Transcribe the records that follow. Keep every word exactly, and drop the pictures.

━━━━━ THE RECORDS ━━━━━

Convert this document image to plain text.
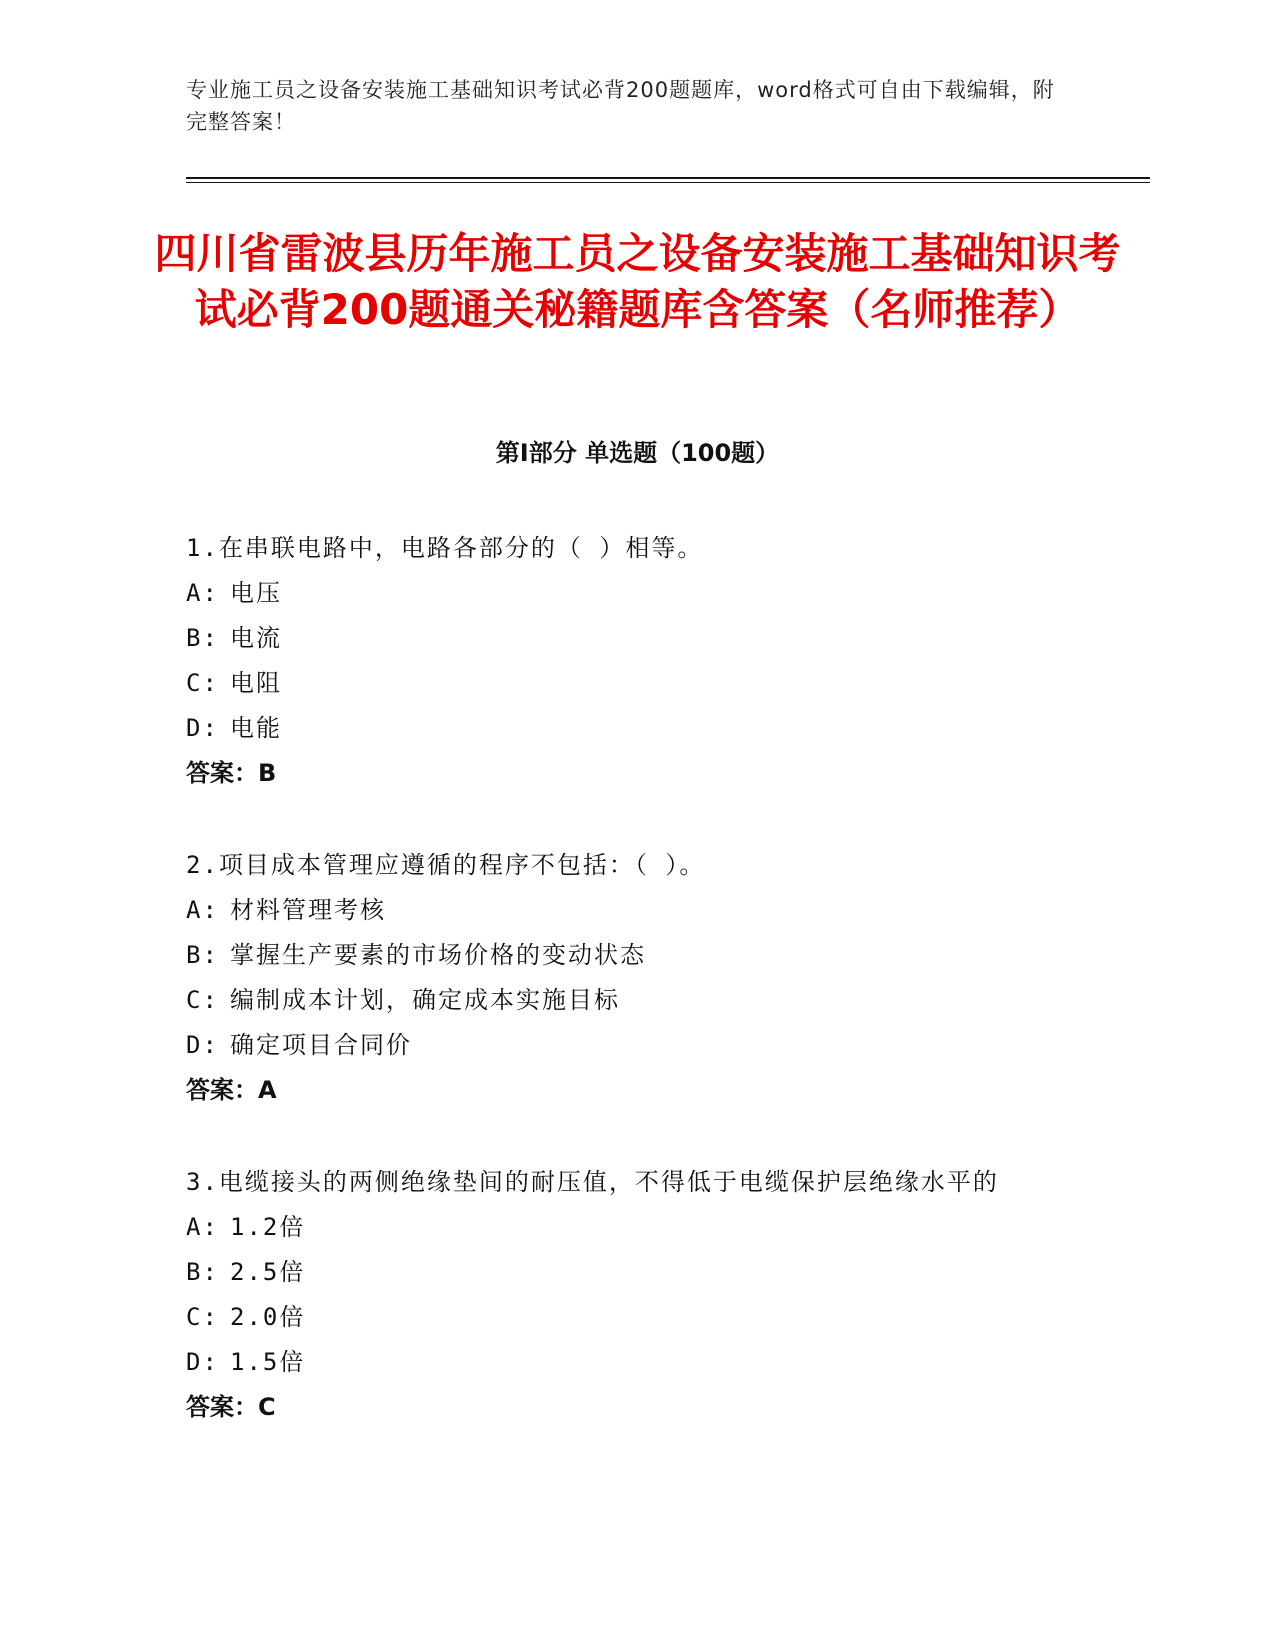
专业施工员之设备安装施工基础知识考试必背200题题库，word格式可自由下载编辑，附完整答案！
四川省雷波县历年施工员之设备安装施工基础知识考试必背200题通关秘籍题库含答案（名师推荐）
第Ⅰ部分 单选题（100题）
1.在串联电路中，电路各部分的（ ）相等。
A: 电压
B: 电流
C: 电阻
D: 电能
答案：B
2.项目成本管理应遵循的程序不包括：（ ）。
A: 材料管理考核
B: 掌握生产要素的市场价格的变动状态
C: 编制成本计划，确定成本实施目标
D: 确定项目合同价
答案：A
3.电缆接头的两侧绝缘垫间的耐压值，不得低于电缆保护层绝缘水平的
A: 1.2倍
B: 2.5倍
C: 2.0倍
D: 1.5倍
答案：C
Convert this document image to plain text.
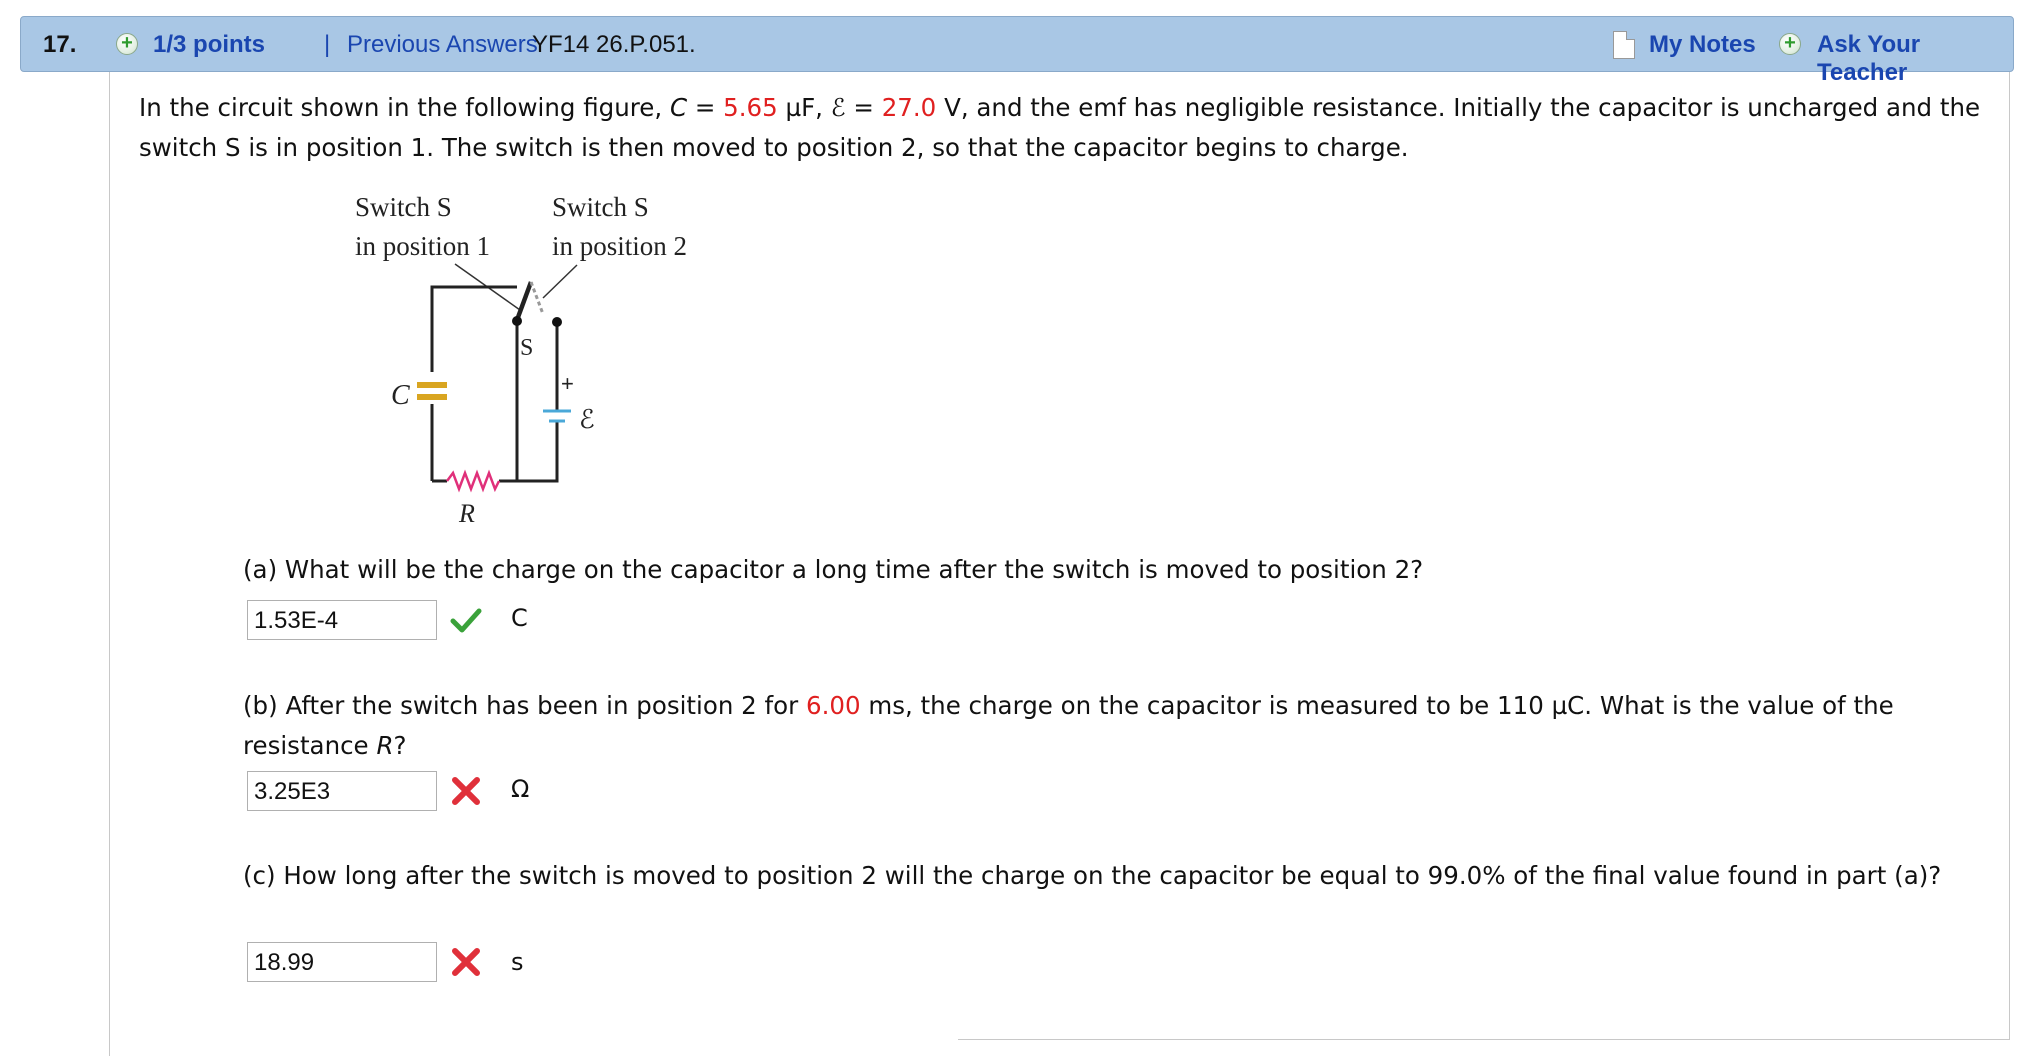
17. + 1/3 points | Previous Answers
YF14 26.P.051.	My Notes + Ask Your Teacher
In the circuit shown in the following figure, C = 5.65 µF, ℰ = 27.0 V, and the emf has negligible resistance. Initially the capacitor is uncharged and the switch S is in position 1. The switch is then moved to position 2, so that the capacitor begins to charge.
Switch S
in position 1
Switch S
in position 2
S
C	+
ℰ
R
(a) What will be the charge on the capacitor a long time after the switch is moved to position 2?
1.53E-4	C
(b) After the switch has been in position 2 for 6.00 ms, the charge on the capacitor is measured to be 110 µC. What is the value of the resistance R?
3.25E3	Ω
(c) How long after the switch is moved to position 2 will the charge on the capacitor be equal to 99.0% of the final value found in part (a)?
18.99	s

━━━━━

→ THE RESULT:
Convert this document image to plain text.
专业施工员之设备安装施工基础知识考试必背200题题库，word格式可自由下载编辑，附完整答案！
四川省雷波县历年施工员之设备安装施工基础知识考试必背200题通关秘籍题库含答案（名师推荐）
第Ⅰ部分 单选题（100题）
1.在串联电路中，电路各部分的（ ）相等。
A: 电压
B: 电流
C: 电阻
D: 电能
答案：B
2.项目成本管理应遵循的程序不包括：（ ）。
A: 材料管理考核
B: 掌握生产要素的市场价格的变动状态
C: 编制成本计划，确定成本实施目标
D: 确定项目合同价
答案：A
3.电缆接头的两侧绝缘垫间的耐压值，不得低于电缆保护层绝缘水平的
A: 1.2倍
B: 2.5倍
C: 2.0倍
D: 1.5倍
答案：C
Convert this document image to plain text.
17. + 1/3 points | Previous Answers
YF14 26.P.051.	My Notes + Ask Your Teacher
In the circuit shown in the following figure, C = 5.65 µF, ℰ = 27.0 V, and the emf has negligible resistance. Initially the capacitor is uncharged and the switch S is in position 1. The switch is then moved to position 2, so that the capacitor begins to charge.
Switch S
in position 1
Switch S
in position 2
S
C	+
ℰ
R
(a) What will be the charge on the capacitor a long time after the switch is moved to position 2?
1.53E-4	C
(b) After the switch has been in position 2 for 6.00 ms, the charge on the capacitor is measured to be 110 µC. What is the value of the resistance R?
3.25E3	Ω
(c) How long after the switch is moved to position 2 will the charge on the capacitor be equal to 99.0% of the final value found in part (a)?
18.99	s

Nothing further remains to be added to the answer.